Stated exercise: Locate each line with the string "subtitle" in the listing below and copy it.

[Some records]
*-*-*
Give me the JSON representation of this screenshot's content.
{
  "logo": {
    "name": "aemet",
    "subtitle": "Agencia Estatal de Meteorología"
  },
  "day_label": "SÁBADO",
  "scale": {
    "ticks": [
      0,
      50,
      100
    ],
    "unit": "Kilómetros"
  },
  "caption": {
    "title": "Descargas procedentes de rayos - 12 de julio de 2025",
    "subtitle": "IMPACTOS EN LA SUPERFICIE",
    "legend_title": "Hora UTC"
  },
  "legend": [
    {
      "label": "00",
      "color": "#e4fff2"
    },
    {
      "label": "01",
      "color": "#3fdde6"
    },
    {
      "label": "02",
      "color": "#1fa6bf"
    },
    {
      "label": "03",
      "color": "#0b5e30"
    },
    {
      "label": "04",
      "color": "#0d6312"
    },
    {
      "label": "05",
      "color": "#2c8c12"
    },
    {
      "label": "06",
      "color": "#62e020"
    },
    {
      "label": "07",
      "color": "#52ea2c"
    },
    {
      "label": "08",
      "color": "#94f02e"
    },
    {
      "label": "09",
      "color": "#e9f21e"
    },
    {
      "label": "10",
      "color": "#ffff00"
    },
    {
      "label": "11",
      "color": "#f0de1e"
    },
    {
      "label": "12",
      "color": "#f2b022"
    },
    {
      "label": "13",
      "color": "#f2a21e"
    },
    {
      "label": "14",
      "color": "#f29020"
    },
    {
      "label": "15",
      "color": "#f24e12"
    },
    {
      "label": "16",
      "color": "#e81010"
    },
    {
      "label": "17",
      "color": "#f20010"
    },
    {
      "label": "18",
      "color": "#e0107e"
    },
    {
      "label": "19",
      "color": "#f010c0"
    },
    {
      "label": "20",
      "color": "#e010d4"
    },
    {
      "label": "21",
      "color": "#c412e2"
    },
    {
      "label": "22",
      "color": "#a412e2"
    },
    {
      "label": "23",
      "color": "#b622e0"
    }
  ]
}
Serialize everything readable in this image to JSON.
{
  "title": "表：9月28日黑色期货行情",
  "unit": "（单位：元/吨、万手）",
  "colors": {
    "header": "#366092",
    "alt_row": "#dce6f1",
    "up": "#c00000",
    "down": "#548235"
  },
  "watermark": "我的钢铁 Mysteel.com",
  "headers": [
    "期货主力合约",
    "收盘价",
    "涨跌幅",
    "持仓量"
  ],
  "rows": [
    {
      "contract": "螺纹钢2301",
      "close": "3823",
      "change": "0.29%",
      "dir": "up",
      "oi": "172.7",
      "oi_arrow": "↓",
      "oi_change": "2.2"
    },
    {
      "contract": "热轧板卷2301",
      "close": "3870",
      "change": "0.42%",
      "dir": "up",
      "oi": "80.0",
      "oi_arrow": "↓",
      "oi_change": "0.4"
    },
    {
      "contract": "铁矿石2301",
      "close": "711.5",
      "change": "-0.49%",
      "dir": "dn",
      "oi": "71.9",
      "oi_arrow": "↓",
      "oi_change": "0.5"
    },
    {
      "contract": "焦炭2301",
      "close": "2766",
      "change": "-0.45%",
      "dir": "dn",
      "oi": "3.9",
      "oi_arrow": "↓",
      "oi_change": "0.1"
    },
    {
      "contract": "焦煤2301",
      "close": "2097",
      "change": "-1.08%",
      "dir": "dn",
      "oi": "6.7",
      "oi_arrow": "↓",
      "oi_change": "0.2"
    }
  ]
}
*-*-*
Finished answer:
    "subtitle": "Agencia Estatal de Meteorología"
    "subtitle": "IMPACTOS EN LA SUPERFICIE",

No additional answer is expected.